■ **PROBLEM TO SOLVE**: Calculate how many lines in the following records hold the word "Diabetes", and report that number without comment.

■ **DATA FOR THIS TASK**:
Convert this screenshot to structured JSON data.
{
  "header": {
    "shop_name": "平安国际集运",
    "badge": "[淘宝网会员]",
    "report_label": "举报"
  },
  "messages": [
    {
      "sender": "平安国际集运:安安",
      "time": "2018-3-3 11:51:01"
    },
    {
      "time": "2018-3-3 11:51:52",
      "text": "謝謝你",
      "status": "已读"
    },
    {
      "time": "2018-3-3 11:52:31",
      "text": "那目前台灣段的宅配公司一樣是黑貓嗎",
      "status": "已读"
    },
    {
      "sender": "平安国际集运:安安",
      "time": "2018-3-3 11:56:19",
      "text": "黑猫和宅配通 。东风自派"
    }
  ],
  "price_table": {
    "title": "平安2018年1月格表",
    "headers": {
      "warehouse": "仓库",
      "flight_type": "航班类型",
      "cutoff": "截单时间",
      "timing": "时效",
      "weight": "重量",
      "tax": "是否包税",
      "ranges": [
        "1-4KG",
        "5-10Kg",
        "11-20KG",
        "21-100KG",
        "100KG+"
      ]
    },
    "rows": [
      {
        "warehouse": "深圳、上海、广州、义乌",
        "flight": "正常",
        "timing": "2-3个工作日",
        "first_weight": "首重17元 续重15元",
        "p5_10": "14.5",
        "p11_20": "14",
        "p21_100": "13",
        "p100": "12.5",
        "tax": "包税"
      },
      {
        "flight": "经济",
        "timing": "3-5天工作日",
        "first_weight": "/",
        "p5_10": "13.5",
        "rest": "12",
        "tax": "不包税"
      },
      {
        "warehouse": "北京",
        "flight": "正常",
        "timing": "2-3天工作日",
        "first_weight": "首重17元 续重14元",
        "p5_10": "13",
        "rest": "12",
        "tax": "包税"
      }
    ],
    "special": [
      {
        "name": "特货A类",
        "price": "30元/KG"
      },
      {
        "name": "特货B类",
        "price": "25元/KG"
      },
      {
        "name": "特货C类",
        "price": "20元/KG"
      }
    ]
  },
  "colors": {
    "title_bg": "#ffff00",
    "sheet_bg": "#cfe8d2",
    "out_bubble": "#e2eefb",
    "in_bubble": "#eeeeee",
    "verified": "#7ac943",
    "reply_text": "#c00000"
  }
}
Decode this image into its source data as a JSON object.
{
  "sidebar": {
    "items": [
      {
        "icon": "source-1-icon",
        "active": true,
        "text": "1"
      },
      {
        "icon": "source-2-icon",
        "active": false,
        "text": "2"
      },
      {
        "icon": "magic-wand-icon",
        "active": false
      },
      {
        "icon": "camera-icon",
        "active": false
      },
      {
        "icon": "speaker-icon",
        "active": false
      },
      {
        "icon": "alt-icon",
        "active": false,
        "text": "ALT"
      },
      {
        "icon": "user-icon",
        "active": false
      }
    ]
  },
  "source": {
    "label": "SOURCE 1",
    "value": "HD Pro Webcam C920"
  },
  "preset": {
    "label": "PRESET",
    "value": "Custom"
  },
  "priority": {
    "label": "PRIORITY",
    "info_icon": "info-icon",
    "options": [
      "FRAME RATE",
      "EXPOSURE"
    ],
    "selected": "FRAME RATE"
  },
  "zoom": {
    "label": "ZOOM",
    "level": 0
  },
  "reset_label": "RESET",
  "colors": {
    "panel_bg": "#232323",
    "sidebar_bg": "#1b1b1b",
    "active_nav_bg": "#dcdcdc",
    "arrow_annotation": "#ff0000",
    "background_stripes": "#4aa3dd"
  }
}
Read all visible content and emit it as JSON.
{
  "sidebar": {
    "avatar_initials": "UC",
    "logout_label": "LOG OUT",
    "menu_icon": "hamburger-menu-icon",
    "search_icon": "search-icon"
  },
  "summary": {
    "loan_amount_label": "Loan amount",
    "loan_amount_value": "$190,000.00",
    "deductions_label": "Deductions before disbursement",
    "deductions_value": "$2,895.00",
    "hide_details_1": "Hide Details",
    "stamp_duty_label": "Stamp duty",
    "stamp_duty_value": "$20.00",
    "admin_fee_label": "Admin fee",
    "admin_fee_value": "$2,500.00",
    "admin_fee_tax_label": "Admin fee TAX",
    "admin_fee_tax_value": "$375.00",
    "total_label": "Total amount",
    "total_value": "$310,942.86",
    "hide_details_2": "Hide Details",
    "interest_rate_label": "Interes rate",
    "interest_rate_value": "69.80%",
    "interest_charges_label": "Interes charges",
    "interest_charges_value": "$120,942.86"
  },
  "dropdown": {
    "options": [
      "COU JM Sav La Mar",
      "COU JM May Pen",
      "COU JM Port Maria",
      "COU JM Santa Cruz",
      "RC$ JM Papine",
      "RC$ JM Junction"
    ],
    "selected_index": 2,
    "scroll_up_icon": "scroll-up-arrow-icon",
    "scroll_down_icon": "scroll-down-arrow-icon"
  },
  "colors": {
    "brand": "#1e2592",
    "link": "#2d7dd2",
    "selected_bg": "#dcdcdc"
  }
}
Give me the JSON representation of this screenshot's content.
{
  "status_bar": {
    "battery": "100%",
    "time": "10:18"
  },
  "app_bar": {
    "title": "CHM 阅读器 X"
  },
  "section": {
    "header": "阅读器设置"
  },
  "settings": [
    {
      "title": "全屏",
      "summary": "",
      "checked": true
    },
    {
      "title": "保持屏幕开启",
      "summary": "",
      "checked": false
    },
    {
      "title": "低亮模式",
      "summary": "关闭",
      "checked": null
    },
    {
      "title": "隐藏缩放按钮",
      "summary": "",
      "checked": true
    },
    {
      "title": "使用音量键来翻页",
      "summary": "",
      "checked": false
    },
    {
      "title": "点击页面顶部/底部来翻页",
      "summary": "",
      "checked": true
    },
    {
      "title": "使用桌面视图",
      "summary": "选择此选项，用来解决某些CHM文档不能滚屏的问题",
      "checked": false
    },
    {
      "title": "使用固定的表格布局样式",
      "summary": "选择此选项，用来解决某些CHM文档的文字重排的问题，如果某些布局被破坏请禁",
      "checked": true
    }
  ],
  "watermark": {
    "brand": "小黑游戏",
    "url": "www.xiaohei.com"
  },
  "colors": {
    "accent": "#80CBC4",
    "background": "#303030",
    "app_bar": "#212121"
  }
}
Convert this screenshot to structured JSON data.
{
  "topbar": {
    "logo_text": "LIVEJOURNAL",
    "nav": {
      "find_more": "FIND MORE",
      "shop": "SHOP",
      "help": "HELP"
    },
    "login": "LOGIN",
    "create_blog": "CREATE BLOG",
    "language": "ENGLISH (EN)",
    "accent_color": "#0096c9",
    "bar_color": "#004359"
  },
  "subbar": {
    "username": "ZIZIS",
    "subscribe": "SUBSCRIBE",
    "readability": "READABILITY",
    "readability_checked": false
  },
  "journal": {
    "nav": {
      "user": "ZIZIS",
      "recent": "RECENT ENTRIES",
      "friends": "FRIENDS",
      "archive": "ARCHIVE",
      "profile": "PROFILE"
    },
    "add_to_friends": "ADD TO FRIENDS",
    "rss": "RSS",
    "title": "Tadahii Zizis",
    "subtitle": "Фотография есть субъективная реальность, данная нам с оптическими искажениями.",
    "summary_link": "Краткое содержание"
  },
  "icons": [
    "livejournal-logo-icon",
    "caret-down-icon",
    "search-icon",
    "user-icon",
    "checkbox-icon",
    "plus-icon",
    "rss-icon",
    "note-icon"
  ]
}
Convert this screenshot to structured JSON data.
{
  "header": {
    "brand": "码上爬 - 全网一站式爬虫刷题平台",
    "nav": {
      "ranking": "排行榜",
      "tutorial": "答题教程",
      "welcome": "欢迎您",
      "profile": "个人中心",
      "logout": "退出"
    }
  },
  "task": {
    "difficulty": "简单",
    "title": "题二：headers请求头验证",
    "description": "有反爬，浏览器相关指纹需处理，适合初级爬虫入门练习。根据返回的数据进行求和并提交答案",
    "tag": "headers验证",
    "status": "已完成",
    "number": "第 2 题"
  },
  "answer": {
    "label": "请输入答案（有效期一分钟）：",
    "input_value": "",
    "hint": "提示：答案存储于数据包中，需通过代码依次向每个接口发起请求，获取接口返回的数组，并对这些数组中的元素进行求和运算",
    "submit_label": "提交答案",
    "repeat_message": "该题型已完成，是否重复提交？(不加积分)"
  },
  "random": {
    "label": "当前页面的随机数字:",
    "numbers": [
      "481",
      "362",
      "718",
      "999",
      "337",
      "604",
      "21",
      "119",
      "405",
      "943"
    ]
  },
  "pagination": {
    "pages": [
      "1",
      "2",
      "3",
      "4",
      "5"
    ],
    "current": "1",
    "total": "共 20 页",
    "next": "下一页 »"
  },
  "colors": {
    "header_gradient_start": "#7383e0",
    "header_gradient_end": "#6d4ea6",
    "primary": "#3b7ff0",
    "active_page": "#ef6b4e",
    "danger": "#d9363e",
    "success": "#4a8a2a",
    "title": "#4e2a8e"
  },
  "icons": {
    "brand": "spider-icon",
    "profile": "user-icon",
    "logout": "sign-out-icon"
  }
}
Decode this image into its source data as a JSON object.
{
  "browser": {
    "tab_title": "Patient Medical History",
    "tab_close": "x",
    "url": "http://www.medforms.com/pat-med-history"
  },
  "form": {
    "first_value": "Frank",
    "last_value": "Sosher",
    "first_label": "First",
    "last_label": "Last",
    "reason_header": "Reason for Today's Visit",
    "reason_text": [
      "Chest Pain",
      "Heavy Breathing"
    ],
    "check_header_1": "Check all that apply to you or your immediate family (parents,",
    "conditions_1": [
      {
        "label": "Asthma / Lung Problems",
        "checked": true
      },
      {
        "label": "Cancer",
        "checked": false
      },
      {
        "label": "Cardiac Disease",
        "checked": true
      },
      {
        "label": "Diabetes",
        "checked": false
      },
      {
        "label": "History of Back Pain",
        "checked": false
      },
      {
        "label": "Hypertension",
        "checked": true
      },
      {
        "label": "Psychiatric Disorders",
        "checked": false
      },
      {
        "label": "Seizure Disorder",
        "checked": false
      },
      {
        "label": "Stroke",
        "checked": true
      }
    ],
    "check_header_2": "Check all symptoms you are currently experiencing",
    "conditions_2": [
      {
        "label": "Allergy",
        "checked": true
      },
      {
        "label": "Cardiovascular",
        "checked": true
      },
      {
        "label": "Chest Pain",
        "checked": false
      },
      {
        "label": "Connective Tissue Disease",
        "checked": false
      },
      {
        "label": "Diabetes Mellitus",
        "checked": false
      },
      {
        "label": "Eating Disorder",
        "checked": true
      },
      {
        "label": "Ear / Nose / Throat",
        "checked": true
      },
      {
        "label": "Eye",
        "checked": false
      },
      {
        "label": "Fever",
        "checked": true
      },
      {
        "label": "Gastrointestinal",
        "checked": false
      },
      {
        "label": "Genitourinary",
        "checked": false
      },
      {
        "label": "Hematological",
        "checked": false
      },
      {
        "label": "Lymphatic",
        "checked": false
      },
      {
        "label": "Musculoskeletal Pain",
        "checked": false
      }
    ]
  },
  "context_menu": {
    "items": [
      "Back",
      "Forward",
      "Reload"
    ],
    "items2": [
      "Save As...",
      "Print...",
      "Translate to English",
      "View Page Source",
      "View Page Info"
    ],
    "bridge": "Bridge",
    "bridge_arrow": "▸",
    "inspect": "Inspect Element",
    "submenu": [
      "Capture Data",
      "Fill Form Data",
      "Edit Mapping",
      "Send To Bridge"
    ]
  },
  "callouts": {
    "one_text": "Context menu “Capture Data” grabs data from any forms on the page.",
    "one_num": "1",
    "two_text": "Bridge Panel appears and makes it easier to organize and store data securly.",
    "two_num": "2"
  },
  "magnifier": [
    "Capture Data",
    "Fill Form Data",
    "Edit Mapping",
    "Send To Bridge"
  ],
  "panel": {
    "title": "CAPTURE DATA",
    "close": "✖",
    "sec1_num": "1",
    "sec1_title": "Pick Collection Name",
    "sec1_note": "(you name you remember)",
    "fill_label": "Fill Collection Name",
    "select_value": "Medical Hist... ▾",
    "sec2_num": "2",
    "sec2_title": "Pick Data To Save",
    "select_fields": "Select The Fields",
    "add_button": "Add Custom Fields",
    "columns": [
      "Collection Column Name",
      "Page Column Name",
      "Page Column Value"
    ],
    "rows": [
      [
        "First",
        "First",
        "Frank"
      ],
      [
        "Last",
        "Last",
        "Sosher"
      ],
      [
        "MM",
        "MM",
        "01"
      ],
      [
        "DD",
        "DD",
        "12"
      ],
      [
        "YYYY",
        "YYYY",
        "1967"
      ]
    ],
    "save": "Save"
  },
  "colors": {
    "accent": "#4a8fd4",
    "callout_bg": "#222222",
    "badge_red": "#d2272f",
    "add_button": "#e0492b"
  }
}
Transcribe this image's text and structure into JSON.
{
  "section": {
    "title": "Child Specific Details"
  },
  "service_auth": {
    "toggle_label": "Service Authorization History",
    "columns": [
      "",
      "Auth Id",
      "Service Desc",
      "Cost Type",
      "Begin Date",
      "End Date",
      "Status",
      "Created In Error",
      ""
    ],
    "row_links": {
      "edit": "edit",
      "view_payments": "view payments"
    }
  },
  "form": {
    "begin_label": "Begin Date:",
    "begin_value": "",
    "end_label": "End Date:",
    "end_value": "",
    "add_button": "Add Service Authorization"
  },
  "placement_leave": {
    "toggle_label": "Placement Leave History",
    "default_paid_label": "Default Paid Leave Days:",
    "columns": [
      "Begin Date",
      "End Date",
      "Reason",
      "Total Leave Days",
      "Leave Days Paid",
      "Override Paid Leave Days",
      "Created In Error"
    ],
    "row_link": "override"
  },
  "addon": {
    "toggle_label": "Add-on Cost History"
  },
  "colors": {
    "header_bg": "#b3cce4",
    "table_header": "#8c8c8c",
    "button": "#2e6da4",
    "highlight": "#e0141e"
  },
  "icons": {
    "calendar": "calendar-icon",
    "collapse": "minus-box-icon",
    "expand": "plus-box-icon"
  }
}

■ **ANSWER FOR THIS EXERCISE**: 2